--- Start SOURCE RECORDS ---

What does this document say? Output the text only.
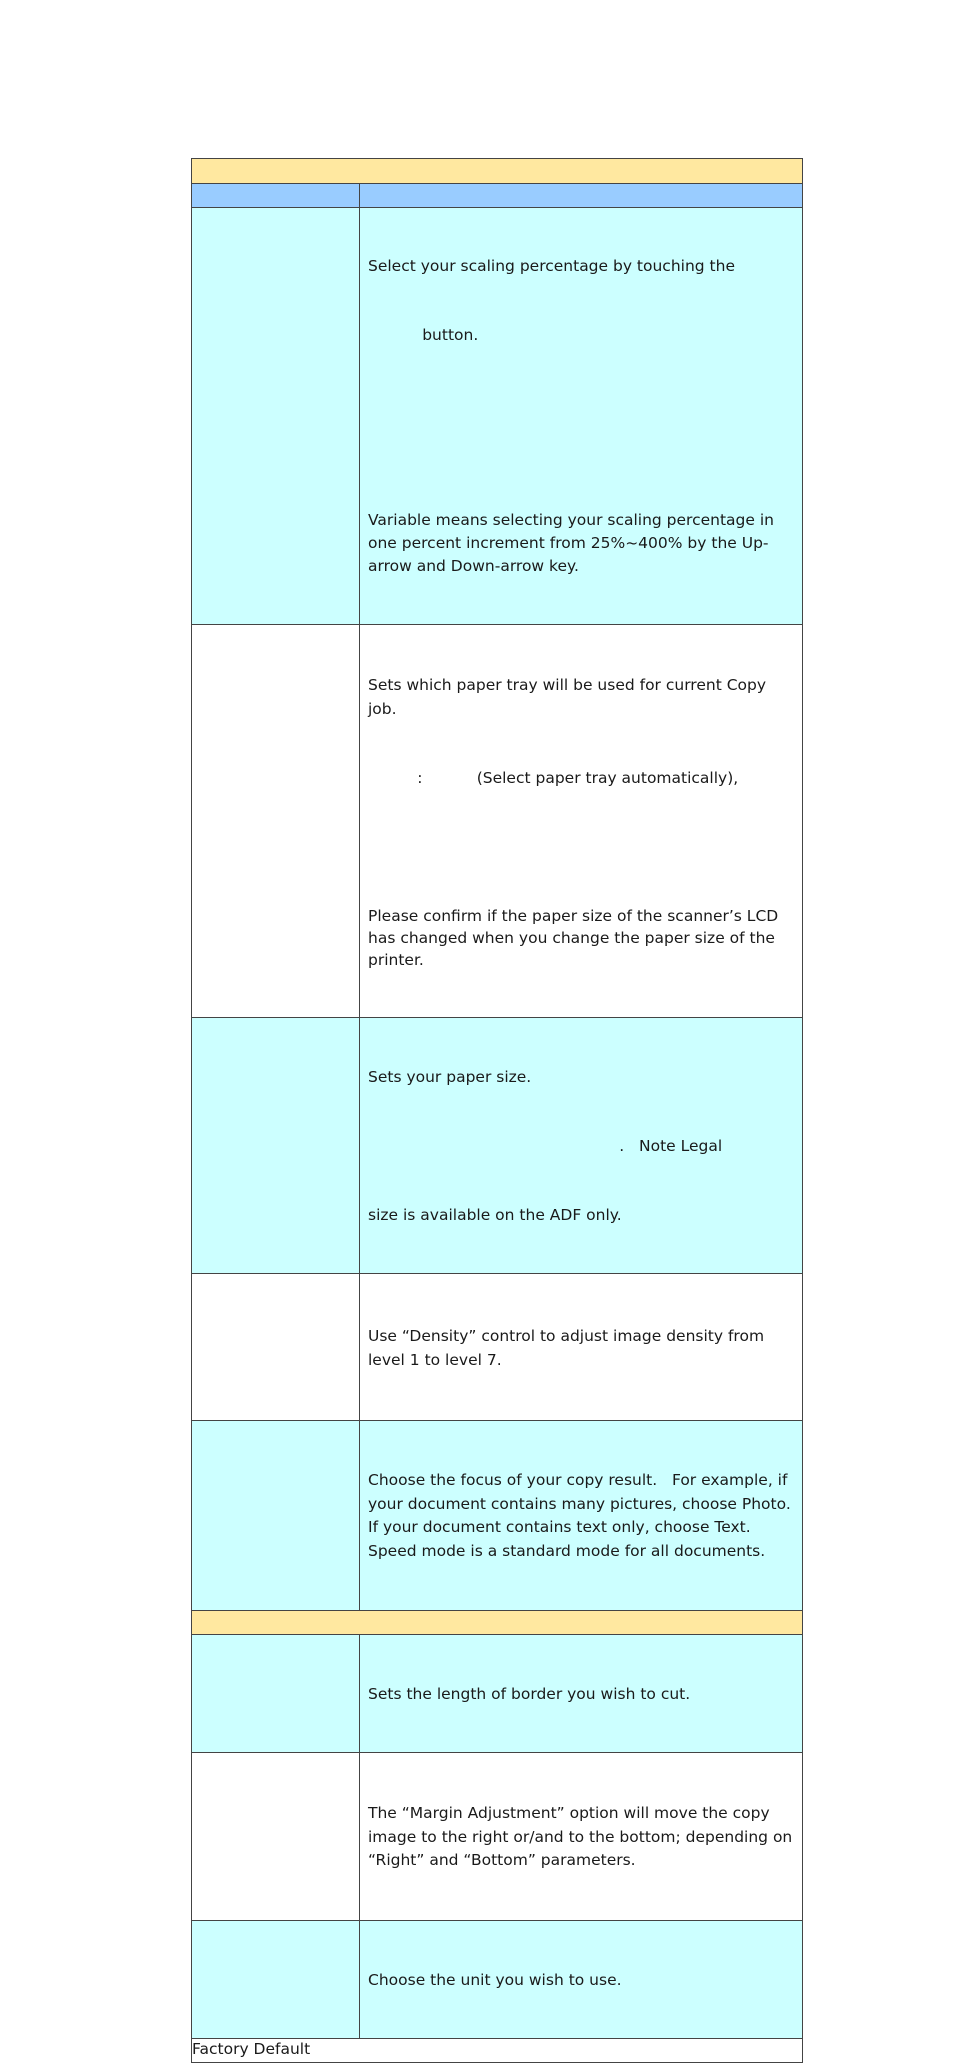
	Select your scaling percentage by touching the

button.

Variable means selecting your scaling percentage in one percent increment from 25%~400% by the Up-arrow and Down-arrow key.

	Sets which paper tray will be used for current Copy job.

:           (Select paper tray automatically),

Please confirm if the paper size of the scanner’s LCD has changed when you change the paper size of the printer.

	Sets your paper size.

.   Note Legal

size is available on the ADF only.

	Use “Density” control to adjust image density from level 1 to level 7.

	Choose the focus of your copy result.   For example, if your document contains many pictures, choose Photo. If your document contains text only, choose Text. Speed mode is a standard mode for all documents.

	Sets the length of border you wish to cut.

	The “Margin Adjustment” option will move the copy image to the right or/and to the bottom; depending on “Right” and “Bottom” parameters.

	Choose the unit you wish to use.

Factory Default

--- End SOURCE RECORDS ---

SHORT TASK: Omitting all images, print the listing exactly.

FINISHED EXERCISE:
What does this document say? Output the text only.
	Select your scaling percentage by touching the

button.

Variable means selecting your scaling percentage in one percent increment from 25%~400% by the Up-arrow and Down-arrow key.

	Sets which paper tray will be used for current Copy job.

:           (Select paper tray automatically),

Please confirm if the paper size of the scanner’s LCD has changed when you change the paper size of the printer.

	Sets your paper size.

.   Note Legal

size is available on the ADF only.

	Use “Density” control to adjust image density from level 1 to level 7.

	Choose the focus of your copy result.   For example, if your document contains many pictures, choose Photo. If your document contains text only, choose Text. Speed mode is a standard mode for all documents.

	Sets the length of border you wish to cut.

	The “Margin Adjustment” option will move the copy image to the right or/and to the bottom; depending on “Right” and “Bottom” parameters.

	Choose the unit you wish to use.

Factory Default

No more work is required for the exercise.